● INSTRUCTIONS FOR THE TASK
Copy every entry precisely.

Extracts from a graphics dataset
|---|

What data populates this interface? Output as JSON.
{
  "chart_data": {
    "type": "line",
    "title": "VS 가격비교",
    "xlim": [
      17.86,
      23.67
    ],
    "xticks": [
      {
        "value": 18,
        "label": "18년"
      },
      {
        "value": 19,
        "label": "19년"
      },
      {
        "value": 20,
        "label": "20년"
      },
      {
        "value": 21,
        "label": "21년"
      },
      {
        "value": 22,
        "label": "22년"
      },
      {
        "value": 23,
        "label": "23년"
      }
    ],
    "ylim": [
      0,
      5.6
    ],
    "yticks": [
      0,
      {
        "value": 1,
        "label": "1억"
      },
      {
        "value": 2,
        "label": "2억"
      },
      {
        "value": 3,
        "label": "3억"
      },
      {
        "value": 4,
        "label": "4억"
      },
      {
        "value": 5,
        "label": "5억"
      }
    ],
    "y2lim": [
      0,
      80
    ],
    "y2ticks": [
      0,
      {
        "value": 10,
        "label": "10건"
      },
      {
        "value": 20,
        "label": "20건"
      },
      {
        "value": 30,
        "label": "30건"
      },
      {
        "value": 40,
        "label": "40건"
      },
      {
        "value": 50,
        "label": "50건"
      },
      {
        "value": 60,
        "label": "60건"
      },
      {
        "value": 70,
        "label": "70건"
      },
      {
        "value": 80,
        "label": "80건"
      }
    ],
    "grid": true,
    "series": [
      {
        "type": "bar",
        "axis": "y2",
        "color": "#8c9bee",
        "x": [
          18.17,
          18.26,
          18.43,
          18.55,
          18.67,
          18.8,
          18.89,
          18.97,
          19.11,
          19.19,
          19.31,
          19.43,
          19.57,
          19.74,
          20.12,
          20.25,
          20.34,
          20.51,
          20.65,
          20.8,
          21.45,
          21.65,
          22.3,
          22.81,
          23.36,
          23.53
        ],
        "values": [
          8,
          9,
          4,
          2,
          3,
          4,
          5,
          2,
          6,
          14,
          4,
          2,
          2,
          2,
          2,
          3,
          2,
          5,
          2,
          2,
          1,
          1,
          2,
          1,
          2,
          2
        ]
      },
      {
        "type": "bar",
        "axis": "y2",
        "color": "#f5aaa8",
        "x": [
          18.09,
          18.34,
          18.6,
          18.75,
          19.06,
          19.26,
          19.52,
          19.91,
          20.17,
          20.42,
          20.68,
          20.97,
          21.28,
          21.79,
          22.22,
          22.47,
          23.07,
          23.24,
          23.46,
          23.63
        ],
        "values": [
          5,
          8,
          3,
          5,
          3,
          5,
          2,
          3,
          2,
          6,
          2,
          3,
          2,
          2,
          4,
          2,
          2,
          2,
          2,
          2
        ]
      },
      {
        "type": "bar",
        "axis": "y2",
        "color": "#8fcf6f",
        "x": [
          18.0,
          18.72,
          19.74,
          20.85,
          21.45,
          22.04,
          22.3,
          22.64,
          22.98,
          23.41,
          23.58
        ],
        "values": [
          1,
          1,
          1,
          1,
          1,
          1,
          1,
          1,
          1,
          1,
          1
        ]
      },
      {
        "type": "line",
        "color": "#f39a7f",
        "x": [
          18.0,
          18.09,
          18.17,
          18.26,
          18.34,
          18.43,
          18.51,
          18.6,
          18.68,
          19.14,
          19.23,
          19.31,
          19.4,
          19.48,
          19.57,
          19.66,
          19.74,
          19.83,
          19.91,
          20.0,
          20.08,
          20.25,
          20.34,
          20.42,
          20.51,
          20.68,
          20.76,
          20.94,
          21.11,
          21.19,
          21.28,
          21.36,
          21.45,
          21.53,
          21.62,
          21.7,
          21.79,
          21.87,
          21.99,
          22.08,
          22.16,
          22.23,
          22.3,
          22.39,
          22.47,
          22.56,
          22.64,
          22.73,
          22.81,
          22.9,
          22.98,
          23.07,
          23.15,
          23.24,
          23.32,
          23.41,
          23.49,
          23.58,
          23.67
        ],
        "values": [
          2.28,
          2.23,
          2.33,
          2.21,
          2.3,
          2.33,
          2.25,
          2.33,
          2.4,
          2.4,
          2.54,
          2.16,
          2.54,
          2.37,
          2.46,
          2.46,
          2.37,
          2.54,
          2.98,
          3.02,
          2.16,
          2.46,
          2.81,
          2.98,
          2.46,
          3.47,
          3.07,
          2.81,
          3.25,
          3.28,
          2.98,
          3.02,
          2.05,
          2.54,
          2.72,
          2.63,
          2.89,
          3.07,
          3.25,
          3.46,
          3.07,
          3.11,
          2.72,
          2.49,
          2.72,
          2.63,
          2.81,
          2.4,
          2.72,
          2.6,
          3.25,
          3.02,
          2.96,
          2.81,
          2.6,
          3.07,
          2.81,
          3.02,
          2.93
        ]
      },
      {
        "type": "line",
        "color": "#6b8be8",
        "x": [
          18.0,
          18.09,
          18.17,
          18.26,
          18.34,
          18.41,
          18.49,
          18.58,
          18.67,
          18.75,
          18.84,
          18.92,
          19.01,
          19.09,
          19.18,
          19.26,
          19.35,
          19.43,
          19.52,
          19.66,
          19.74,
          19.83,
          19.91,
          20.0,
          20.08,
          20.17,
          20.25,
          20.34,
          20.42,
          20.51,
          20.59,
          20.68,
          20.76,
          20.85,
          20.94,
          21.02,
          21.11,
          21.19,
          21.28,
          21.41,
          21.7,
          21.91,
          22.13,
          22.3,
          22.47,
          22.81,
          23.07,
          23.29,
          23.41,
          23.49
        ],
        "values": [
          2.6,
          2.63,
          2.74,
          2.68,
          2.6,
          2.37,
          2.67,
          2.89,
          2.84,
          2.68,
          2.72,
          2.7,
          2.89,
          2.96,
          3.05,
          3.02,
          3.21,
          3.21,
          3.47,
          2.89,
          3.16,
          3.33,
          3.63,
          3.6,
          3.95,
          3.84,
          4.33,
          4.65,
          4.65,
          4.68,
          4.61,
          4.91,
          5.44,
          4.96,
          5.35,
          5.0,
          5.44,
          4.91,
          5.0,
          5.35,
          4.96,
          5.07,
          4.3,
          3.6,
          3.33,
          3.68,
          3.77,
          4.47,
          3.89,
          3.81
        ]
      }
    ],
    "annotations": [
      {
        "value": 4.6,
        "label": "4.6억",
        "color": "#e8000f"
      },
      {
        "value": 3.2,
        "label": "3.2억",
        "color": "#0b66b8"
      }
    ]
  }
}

|---|

● CORRECT OUTPUT
What data populates this interface? Output as JSON.
{
  "chart_data": {
    "type": "line",
    "title": "VS 가격비교",
    "xlim": [
      17.86,
      23.67
    ],
    "xticks": [
      {
        "value": 18,
        "label": "18년"
      },
      {
        "value": 19,
        "label": "19년"
      },
      {
        "value": 20,
        "label": "20년"
      },
      {
        "value": 21,
        "label": "21년"
      },
      {
        "value": 22,
        "label": "22년"
      },
      {
        "value": 23,
        "label": "23년"
      }
    ],
    "ylim": [
      0,
      5.6
    ],
    "yticks": [
      0,
      {
        "value": 1,
        "label": "1억"
      },
      {
        "value": 2,
        "label": "2억"
      },
      {
        "value": 3,
        "label": "3억"
      },
      {
        "value": 4,
        "label": "4억"
      },
      {
        "value": 5,
        "label": "5억"
      }
    ],
    "y2lim": [
      0,
      80
    ],
    "y2ticks": [
      0,
      {
        "value": 10,
        "label": "10건"
      },
      {
        "value": 20,
        "label": "20건"
      },
      {
        "value": 30,
        "label": "30건"
      },
      {
        "value": 40,
        "label": "40건"
      },
      {
        "value": 50,
        "label": "50건"
      },
      {
        "value": 60,
        "label": "60건"
      },
      {
        "value": 70,
        "label": "70건"
      },
      {
        "value": 80,
        "label": "80건"
      }
    ],
    "grid": true,
    "series": [
      {
        "type": "bar",
        "axis": "y2",
        "color": "#8c9bee",
        "x": [
          18.17,
          18.26,
          18.43,
          18.55,
          18.67,
          18.8,
          18.89,
          18.97,
          19.11,
          19.19,
          19.31,
          19.43,
          19.57,
          19.74,
          20.12,
          20.25,
          20.34,
          20.51,
          20.65,
          20.8,
          21.45,
          21.65,
          22.3,
          22.81,
          23.36,
          23.53
        ],
        "values": [
          8,
          9,
          4,
          2,
          3,
          4,
          5,
          2,
          6,
          14,
          4,
          2,
          2,
          2,
          2,
          3,
          2,
          5,
          2,
          2,
          1,
          1,
          2,
          1,
          2,
          2
        ]
      },
      {
        "type": "bar",
        "axis": "y2",
        "color": "#f5aaa8",
        "x": [
          18.09,
          18.34,
          18.6,
          18.75,
          19.06,
          19.26,
          19.52,
          19.91,
          20.17,
          20.42,
          20.68,
          20.97,
          21.28,
          21.79,
          22.22,
          22.47,
          23.07,
          23.24,
          23.46,
          23.63
        ],
        "values": [
          5,
          8,
          3,
          5,
          3,
          5,
          2,
          3,
          2,
          6,
          2,
          3,
          2,
          2,
          4,
          2,
          2,
          2,
          2,
          2
        ]
      },
      {
        "type": "bar",
        "axis": "y2",
        "color": "#8fcf6f",
        "x": [
          18.0,
          18.72,
          19.74,
          20.85,
          21.45,
          22.04,
          22.3,
          22.64,
          22.98,
          23.41,
          23.58
        ],
        "values": [
          1,
          1,
          1,
          1,
          1,
          1,
          1,
          1,
          1,
          1,
          1
        ]
      },
      {
        "type": "line",
        "color": "#f39a7f",
        "x": [
          18.0,
          18.09,
          18.17,
          18.26,
          18.34,
          18.43,
          18.51,
          18.6,
          18.68,
          19.14,
          19.23,
          19.31,
          19.4,
          19.48,
          19.57,
          19.66,
          19.74,
          19.83,
          19.91,
          20.0,
          20.08,
          20.25,
          20.34,
          20.42,
          20.51,
          20.68,
          20.76,
          20.94,
          21.11,
          21.19,
          21.28,
          21.36,
          21.45,
          21.53,
          21.62,
          21.7,
          21.79,
          21.87,
          21.99,
          22.08,
          22.16,
          22.23,
          22.3,
          22.39,
          22.47,
          22.56,
          22.64,
          22.73,
          22.81,
          22.9,
          22.98,
          23.07,
          23.15,
          23.24,
          23.32,
          23.41,
          23.49,
          23.58,
          23.67
        ],
        "values": [
          2.28,
          2.23,
          2.33,
          2.21,
          2.3,
          2.33,
          2.25,
          2.33,
          2.4,
          2.4,
          2.54,
          2.16,
          2.54,
          2.37,
          2.46,
          2.46,
          2.37,
          2.54,
          2.98,
          3.02,
          2.16,
          2.46,
          2.81,
          2.98,
          2.46,
          3.47,
          3.07,
          2.81,
          3.25,
          3.28,
          2.98,
          3.02,
          2.05,
          2.54,
          2.72,
          2.63,
          2.89,
          3.07,
          3.25,
          3.46,
          3.07,
          3.11,
          2.72,
          2.49,
          2.72,
          2.63,
          2.81,
          2.4,
          2.72,
          2.6,
          3.25,
          3.02,
          2.96,
          2.81,
          2.6,
          3.07,
          2.81,
          3.02,
          2.93
        ]
      },
      {
        "type": "line",
        "color": "#6b8be8",
        "x": [
          18.0,
          18.09,
          18.17,
          18.26,
          18.34,
          18.41,
          18.49,
          18.58,
          18.67,
          18.75,
          18.84,
          18.92,
          19.01,
          19.09,
          19.18,
          19.26,
          19.35,
          19.43,
          19.52,
          19.66,
          19.74,
          19.83,
          19.91,
          20.0,
          20.08,
          20.17,
          20.25,
          20.34,
          20.42,
          20.51,
          20.59,
          20.68,
          20.76,
          20.85,
          20.94,
          21.02,
          21.11,
          21.19,
          21.28,
          21.41,
          21.7,
          21.91,
          22.13,
          22.3,
          22.47,
          22.81,
          23.07,
          23.29,
          23.41,
          23.49
        ],
        "values": [
          2.6,
          2.63,
          2.74,
          2.68,
          2.6,
          2.37,
          2.67,
          2.89,
          2.84,
          2.68,
          2.72,
          2.7,
          2.89,
          2.96,
          3.05,
          3.02,
          3.21,
          3.21,
          3.47,
          2.89,
          3.16,
          3.33,
          3.63,
          3.6,
          3.95,
          3.84,
          4.33,
          4.65,
          4.65,
          4.68,
          4.61,
          4.91,
          5.44,
          4.96,
          5.35,
          5.0,
          5.44,
          4.91,
          5.0,
          5.35,
          4.96,
          5.07,
          4.3,
          3.6,
          3.33,
          3.68,
          3.77,
          4.47,
          3.89,
          3.81
        ]
      }
    ],
    "annotations": [
      {
        "value": 4.6,
        "label": "4.6억",
        "color": "#e8000f"
      },
      {
        "value": 3.2,
        "label": "3.2억",
        "color": "#0b66b8"
      }
    ]
  }
}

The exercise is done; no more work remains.